** Start of INPUT RECORDS **
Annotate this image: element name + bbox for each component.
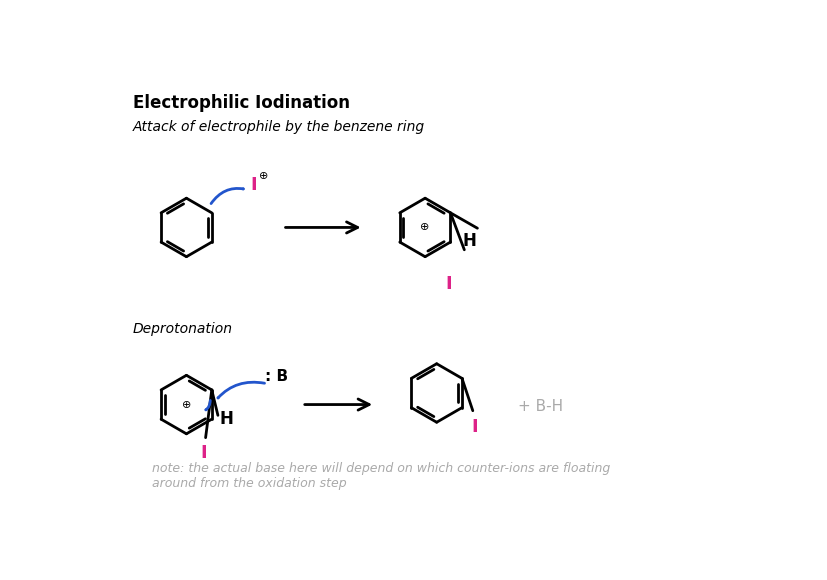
Text: H: H xyxy=(461,233,476,251)
Text: ⊕: ⊕ xyxy=(420,223,429,233)
Text: + B-H: + B-H xyxy=(517,400,562,414)
Text: H: H xyxy=(219,410,233,428)
Text: : B: : B xyxy=(265,368,288,383)
Text: ⊕: ⊕ xyxy=(181,400,191,409)
Text: Deprotonation: Deprotonation xyxy=(132,322,232,336)
FancyArrowPatch shape xyxy=(218,382,265,398)
Text: Attack of electrophile by the benzene ring: Attack of electrophile by the benzene ri… xyxy=(132,119,424,133)
Text: I: I xyxy=(250,176,256,194)
Text: ⊕: ⊕ xyxy=(258,171,268,181)
Text: note: the actual base here will depend on which counter-ions are floating
around: note: the actual base here will depend o… xyxy=(151,462,609,490)
Text: I: I xyxy=(444,275,451,293)
Text: I: I xyxy=(471,418,477,436)
FancyArrowPatch shape xyxy=(206,400,210,410)
Text: I: I xyxy=(200,444,207,462)
FancyArrowPatch shape xyxy=(211,188,243,204)
Text: Electrophilic Iodination: Electrophilic Iodination xyxy=(132,94,349,113)
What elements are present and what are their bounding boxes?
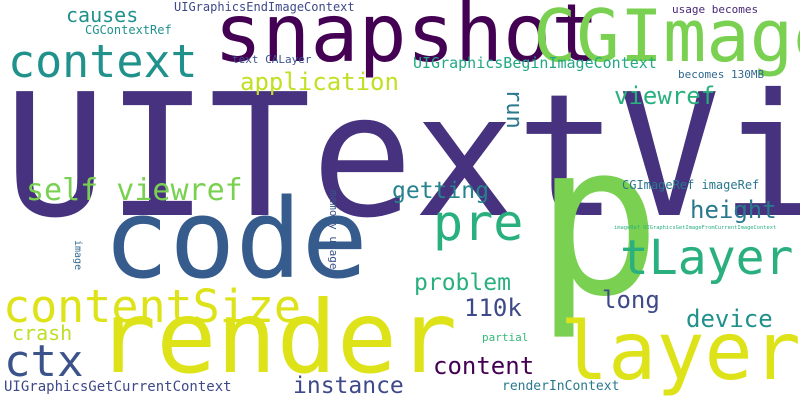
word-viewref: viewref: [614, 82, 716, 110]
word-snapshot: snapshot: [214, 0, 600, 80]
word-render: render: [96, 279, 458, 396]
word-application: application: [240, 68, 399, 96]
word-self-viewref: self viewref: [26, 173, 243, 208]
word-tlayer: tLayer: [620, 230, 794, 286]
word-instance: instance: [293, 373, 404, 399]
word-p: p: [535, 98, 662, 343]
word-usage-becomes: usage becomes: [672, 3, 759, 16]
word-uigraphicsbeginimagecontext: UIGraphicsBeginImageContext: [413, 54, 657, 72]
word-context: context: [8, 35, 198, 88]
word-cgimageref-imageref: CGImageRef imageRef: [622, 178, 760, 192]
word-crash: crash: [12, 321, 73, 345]
word-image: image: [72, 240, 83, 271]
word-getting: getting: [392, 178, 489, 204]
word-problem: problem: [414, 270, 511, 296]
word-110k: 110k: [464, 294, 522, 322]
word-run: run: [501, 89, 526, 129]
word-renderincontext: renderInContext: [502, 379, 620, 394]
word-imageref-long: imageRef UIGraphicsGetImageFromCurrentIm…: [614, 225, 777, 231]
word-code: code: [103, 175, 368, 303]
word-device: device: [686, 305, 773, 333]
word-uitextview: UITextView: [4, 58, 800, 256]
word-long: long: [602, 286, 660, 314]
word-height: height: [690, 196, 777, 224]
word-causes: causes: [66, 3, 139, 27]
word-text-calayer: text CALayer: [232, 53, 312, 66]
word-contentsize: contentSize: [3, 280, 302, 333]
word-cgimage: CGImage: [533, 0, 800, 78]
word-pre: pre: [433, 194, 524, 252]
word-cgcontextref: CGContextRef: [85, 23, 172, 37]
word-content: content: [433, 352, 535, 380]
word-layer: layer: [560, 305, 800, 398]
word-ctx: ctx: [4, 336, 84, 387]
word-uigraphicsgetcurrentcontext: UIGraphicsGetCurrentContext: [4, 379, 232, 395]
word-partial: partial: [482, 331, 529, 344]
word-becomes-130mb: becomes 130MB: [678, 68, 765, 81]
word-uigraphicsendimagecontext: UIGraphicsEndImageContext: [174, 0, 355, 14]
word-memory-usage: memory usage: [327, 190, 340, 270]
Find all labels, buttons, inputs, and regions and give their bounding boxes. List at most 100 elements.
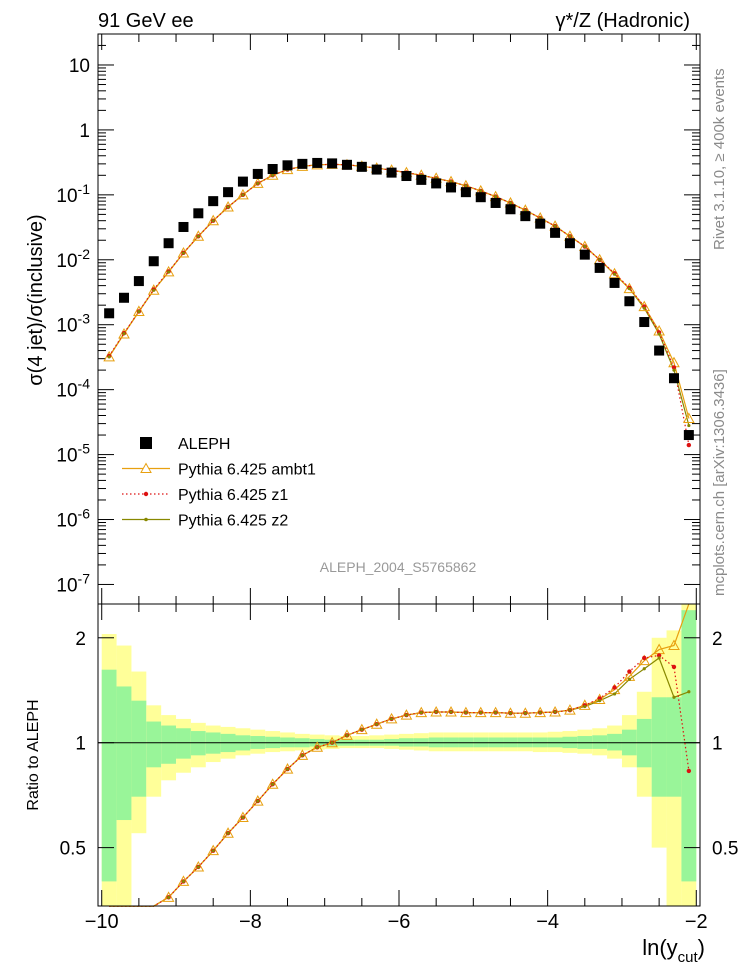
** End of INPUT RECORDS **
= PROBLEM DESCRIPTION =
Which lines in the records above contain the string "base"? Copy each of them.

= REPLY =
Text: note: the actual base here will depend on which counter-ions are floating
around: note: the actual base here will depend o… xyxy=(151,462,609,490)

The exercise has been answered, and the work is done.